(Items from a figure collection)
--*--
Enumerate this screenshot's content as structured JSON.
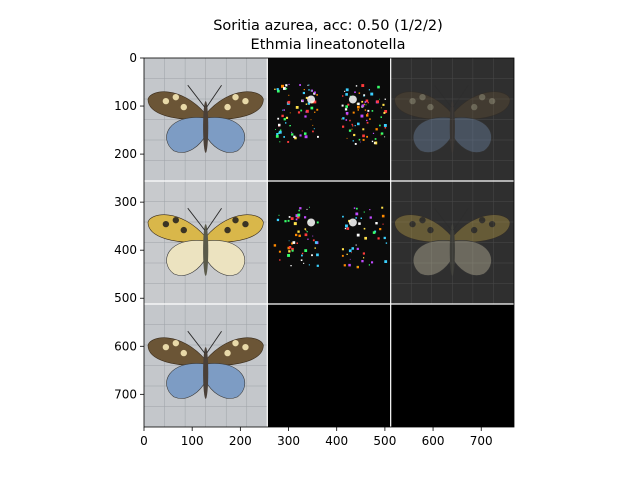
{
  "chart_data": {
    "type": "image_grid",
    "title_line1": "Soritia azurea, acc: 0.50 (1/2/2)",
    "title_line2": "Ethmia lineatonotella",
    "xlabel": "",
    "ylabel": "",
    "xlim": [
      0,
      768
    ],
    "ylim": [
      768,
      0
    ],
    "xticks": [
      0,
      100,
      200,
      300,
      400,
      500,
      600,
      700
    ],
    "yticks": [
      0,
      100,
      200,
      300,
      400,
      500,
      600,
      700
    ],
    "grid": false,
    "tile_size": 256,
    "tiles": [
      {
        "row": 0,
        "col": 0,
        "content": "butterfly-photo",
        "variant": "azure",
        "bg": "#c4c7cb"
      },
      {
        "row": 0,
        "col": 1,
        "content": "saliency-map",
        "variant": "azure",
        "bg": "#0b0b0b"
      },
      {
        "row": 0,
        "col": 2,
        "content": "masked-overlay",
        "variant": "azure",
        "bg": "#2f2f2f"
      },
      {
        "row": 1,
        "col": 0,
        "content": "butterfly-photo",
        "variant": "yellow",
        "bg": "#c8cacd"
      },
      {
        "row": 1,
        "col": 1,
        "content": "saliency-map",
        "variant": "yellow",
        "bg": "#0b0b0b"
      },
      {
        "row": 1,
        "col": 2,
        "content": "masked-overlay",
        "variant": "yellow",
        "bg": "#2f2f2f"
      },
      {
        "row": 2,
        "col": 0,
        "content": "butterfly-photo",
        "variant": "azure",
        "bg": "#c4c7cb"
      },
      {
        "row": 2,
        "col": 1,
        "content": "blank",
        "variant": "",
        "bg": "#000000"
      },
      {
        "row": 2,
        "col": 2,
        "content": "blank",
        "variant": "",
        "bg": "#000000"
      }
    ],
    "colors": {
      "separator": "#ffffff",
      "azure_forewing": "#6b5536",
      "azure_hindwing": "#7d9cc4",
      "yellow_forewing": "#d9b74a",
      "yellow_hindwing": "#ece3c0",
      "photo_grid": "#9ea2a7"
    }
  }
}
--*--
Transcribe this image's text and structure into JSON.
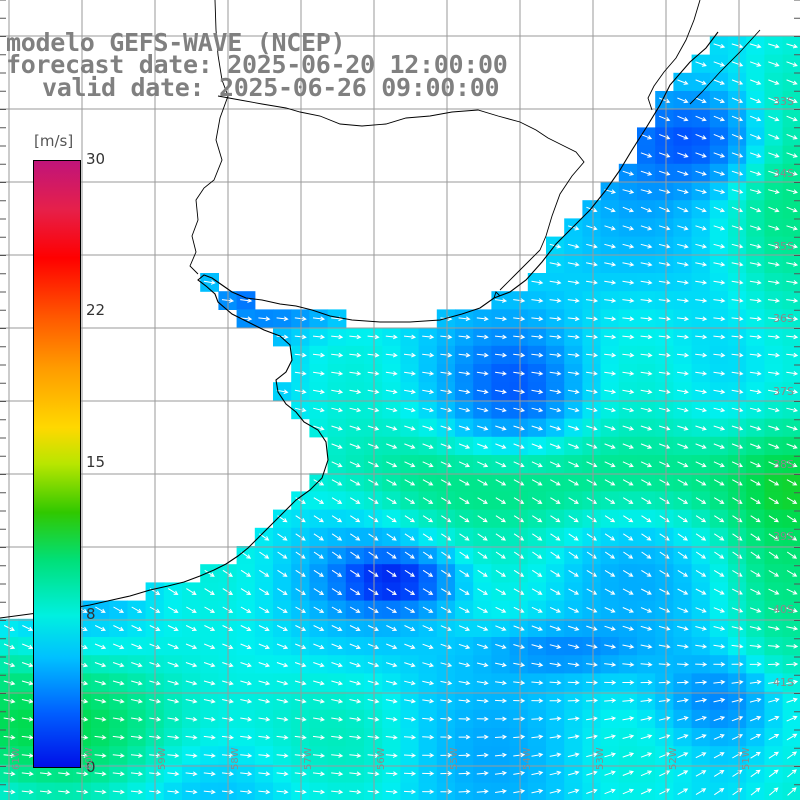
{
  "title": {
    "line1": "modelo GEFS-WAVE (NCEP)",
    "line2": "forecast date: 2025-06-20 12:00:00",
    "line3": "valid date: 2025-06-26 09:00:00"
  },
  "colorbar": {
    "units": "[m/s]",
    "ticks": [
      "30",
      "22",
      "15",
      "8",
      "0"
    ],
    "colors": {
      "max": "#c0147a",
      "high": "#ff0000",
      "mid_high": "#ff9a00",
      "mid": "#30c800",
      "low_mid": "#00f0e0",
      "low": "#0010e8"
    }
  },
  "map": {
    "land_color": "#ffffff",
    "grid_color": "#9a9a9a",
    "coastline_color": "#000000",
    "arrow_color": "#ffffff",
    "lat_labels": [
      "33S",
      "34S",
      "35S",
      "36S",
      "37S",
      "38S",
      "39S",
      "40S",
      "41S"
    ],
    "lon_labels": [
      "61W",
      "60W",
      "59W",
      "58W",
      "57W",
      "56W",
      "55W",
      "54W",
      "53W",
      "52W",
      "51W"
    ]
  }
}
--*--
PROBLEM: Search the entries for the word "JSON" and copy every line that has it.

FULL SOLUTION:
Enumerate this screenshot's content as structured JSON.
Transcribe this image's text and structure into JSON.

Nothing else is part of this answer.